Comb through the entries for "تعبد" and pull out each line that holds it.

## Begin Dataset extract

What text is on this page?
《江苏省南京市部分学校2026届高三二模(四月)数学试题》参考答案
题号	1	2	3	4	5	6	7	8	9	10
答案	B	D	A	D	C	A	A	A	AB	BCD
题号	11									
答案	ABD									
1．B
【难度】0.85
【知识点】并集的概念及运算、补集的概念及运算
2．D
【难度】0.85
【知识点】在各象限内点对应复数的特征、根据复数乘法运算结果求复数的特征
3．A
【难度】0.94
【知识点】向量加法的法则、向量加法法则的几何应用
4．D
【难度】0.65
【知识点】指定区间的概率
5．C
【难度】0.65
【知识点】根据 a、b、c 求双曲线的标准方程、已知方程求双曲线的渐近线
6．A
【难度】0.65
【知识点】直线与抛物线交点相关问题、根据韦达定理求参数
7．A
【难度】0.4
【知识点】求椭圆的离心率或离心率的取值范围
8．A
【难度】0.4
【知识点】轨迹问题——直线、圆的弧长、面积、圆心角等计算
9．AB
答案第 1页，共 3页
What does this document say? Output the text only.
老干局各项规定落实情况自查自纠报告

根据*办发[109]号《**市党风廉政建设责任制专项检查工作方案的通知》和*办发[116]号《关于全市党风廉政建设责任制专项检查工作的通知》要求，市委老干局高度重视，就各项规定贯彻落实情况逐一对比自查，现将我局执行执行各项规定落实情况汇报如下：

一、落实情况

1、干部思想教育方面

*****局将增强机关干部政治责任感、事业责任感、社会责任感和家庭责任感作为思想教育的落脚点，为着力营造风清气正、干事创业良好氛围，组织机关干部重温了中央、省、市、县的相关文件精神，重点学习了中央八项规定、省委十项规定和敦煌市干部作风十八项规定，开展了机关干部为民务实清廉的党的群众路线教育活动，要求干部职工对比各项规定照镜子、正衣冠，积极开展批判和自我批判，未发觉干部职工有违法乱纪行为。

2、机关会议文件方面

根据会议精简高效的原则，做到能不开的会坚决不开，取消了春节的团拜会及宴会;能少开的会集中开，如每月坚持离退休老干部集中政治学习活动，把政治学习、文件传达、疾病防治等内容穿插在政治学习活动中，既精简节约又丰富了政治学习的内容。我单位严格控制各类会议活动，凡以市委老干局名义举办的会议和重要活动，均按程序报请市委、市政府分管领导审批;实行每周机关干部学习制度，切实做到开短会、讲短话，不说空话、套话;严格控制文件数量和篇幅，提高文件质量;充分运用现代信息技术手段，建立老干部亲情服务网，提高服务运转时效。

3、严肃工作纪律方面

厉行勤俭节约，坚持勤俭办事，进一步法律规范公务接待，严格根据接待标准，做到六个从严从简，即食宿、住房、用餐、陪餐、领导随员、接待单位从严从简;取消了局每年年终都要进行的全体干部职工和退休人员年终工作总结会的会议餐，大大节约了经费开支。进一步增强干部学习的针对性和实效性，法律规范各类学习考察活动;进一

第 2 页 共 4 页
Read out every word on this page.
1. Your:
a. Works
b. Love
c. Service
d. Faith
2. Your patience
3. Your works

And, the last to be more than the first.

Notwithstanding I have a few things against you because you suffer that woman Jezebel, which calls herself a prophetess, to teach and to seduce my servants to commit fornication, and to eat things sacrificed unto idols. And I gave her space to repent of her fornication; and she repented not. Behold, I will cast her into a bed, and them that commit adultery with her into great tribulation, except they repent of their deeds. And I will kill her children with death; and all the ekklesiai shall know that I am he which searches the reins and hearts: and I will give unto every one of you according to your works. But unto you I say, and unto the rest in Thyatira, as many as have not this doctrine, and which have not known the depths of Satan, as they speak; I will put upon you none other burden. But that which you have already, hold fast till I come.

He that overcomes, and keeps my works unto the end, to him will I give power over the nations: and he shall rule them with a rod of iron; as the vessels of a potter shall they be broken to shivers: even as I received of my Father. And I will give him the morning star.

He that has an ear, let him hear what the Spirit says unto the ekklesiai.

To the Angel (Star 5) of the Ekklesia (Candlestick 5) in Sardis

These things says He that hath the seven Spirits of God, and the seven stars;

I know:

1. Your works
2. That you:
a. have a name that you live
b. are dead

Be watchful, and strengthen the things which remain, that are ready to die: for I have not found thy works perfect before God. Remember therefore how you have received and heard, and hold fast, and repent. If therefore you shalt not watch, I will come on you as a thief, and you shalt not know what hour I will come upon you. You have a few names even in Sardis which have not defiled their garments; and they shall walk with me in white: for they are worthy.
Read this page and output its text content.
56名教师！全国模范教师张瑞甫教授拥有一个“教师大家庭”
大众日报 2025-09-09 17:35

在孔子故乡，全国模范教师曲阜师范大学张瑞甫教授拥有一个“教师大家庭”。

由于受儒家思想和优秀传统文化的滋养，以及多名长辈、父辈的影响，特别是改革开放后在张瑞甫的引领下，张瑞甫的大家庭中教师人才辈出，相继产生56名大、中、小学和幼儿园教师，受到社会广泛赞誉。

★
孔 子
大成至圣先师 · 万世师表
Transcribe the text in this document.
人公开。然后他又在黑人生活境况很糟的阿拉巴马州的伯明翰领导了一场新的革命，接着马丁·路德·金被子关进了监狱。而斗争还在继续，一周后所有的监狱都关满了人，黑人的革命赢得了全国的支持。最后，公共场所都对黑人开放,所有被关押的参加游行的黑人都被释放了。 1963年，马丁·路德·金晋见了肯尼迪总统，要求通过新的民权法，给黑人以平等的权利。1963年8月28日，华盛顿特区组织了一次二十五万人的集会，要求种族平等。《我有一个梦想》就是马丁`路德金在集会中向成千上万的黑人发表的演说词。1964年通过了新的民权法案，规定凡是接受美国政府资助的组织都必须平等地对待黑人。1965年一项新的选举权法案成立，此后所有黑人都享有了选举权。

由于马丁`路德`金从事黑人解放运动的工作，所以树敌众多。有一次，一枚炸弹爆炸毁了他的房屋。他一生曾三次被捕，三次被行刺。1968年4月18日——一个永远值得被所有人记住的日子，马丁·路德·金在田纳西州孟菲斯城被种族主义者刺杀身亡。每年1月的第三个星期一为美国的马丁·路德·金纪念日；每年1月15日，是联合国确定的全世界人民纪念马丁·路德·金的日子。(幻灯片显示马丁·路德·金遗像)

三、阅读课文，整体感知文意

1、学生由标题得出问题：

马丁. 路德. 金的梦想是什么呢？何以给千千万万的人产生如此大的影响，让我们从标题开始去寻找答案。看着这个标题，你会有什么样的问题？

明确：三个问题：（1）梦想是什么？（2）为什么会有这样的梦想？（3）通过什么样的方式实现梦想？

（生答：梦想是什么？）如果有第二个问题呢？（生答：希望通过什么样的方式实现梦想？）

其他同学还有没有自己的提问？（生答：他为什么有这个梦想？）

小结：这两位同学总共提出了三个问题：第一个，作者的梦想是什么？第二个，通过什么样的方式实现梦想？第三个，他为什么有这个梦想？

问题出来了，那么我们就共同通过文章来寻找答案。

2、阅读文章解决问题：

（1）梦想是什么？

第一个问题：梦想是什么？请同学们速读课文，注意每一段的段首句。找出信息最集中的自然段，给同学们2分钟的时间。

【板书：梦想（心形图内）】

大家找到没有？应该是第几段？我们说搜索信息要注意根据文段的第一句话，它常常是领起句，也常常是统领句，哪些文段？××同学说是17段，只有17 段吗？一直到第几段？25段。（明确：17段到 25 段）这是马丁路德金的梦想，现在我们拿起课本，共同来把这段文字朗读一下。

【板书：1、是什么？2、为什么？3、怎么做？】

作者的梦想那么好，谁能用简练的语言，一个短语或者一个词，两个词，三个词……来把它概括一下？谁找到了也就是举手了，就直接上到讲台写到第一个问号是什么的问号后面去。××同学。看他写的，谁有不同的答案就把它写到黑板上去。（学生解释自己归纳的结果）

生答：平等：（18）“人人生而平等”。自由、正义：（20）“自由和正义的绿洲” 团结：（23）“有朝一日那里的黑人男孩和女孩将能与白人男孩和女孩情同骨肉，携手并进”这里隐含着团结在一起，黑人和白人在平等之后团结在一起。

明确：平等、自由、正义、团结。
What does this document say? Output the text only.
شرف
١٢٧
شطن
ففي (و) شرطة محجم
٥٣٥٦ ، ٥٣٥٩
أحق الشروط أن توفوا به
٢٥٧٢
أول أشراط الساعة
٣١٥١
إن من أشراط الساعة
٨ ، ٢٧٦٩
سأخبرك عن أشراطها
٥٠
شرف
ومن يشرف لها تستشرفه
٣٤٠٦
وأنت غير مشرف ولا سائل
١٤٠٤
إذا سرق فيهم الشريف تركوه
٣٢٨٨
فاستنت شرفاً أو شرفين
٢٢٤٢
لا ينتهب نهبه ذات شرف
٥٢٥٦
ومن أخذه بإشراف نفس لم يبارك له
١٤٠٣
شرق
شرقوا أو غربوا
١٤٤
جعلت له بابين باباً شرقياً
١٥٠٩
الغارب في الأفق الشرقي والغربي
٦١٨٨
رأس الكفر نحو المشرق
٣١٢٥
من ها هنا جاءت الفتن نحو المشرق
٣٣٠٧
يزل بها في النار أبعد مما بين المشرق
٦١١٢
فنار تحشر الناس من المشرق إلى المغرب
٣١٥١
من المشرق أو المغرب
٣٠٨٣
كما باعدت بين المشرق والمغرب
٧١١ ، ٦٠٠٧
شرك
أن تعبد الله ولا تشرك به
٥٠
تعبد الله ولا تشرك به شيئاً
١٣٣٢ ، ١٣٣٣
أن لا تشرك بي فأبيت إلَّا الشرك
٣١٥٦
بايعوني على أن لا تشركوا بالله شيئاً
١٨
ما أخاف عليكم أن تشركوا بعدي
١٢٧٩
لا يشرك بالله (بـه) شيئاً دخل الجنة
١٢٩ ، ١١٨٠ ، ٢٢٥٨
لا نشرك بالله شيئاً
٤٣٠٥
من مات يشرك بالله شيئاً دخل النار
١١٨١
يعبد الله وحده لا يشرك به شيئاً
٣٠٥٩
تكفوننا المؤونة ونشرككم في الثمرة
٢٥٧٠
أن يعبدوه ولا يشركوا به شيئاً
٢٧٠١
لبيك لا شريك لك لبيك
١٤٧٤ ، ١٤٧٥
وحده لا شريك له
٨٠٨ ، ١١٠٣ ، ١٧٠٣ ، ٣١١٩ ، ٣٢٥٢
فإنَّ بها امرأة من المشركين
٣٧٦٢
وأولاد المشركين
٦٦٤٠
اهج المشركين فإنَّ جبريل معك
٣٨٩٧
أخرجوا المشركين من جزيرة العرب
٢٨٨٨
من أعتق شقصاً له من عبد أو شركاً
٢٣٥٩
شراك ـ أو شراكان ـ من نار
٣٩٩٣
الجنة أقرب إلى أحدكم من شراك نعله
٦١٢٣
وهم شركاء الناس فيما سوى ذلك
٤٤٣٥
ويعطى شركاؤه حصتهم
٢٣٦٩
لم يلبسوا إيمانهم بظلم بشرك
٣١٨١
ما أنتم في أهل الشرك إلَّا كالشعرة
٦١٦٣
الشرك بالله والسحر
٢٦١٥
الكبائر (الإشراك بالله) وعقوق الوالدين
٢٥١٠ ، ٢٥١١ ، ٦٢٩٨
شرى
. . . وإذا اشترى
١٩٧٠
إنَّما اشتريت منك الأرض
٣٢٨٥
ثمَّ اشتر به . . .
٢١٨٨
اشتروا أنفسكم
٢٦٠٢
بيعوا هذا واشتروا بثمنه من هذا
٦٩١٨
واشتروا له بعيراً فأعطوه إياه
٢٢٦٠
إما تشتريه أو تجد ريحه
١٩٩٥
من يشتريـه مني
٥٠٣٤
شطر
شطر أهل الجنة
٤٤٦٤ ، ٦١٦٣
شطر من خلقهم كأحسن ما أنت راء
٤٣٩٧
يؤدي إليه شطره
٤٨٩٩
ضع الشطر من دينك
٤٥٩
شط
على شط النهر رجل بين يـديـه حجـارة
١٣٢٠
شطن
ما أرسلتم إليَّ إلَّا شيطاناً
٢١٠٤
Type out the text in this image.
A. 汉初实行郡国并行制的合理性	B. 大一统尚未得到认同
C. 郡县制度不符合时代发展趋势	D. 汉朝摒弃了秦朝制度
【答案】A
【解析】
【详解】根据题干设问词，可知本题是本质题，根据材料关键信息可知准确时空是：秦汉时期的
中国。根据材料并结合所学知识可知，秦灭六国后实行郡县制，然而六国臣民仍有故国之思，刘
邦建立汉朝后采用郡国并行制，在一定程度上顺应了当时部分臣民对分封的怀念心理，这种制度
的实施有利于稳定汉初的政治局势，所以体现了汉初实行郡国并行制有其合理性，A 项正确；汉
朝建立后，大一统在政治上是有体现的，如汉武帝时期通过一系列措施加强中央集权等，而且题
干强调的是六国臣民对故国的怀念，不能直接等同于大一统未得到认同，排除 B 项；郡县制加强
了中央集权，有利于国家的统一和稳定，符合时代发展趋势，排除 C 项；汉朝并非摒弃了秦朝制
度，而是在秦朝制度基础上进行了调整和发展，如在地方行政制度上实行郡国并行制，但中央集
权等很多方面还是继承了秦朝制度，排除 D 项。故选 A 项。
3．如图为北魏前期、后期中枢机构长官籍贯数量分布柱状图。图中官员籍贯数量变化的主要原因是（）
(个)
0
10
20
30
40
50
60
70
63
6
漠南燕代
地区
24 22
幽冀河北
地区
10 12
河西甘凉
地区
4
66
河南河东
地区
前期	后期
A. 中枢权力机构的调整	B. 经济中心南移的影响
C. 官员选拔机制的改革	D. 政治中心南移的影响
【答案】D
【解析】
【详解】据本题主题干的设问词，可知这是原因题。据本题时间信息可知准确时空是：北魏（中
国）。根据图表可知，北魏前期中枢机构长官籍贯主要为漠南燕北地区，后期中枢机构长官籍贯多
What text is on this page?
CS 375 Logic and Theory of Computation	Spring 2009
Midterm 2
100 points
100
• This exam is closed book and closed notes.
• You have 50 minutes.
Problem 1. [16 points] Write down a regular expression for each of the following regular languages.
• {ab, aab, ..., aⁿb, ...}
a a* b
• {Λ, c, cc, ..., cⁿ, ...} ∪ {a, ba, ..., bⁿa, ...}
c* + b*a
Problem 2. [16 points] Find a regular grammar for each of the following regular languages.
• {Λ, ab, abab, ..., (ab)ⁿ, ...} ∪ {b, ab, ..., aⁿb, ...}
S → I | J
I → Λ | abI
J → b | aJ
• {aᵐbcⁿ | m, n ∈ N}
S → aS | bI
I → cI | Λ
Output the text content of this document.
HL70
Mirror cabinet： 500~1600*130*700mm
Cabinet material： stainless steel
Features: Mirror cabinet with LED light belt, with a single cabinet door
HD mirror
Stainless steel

## End Dataset extract

**Exercise answer**
أن تعبد الله ولا تشرك به
تعبد الله ولا تشرك به شيئاً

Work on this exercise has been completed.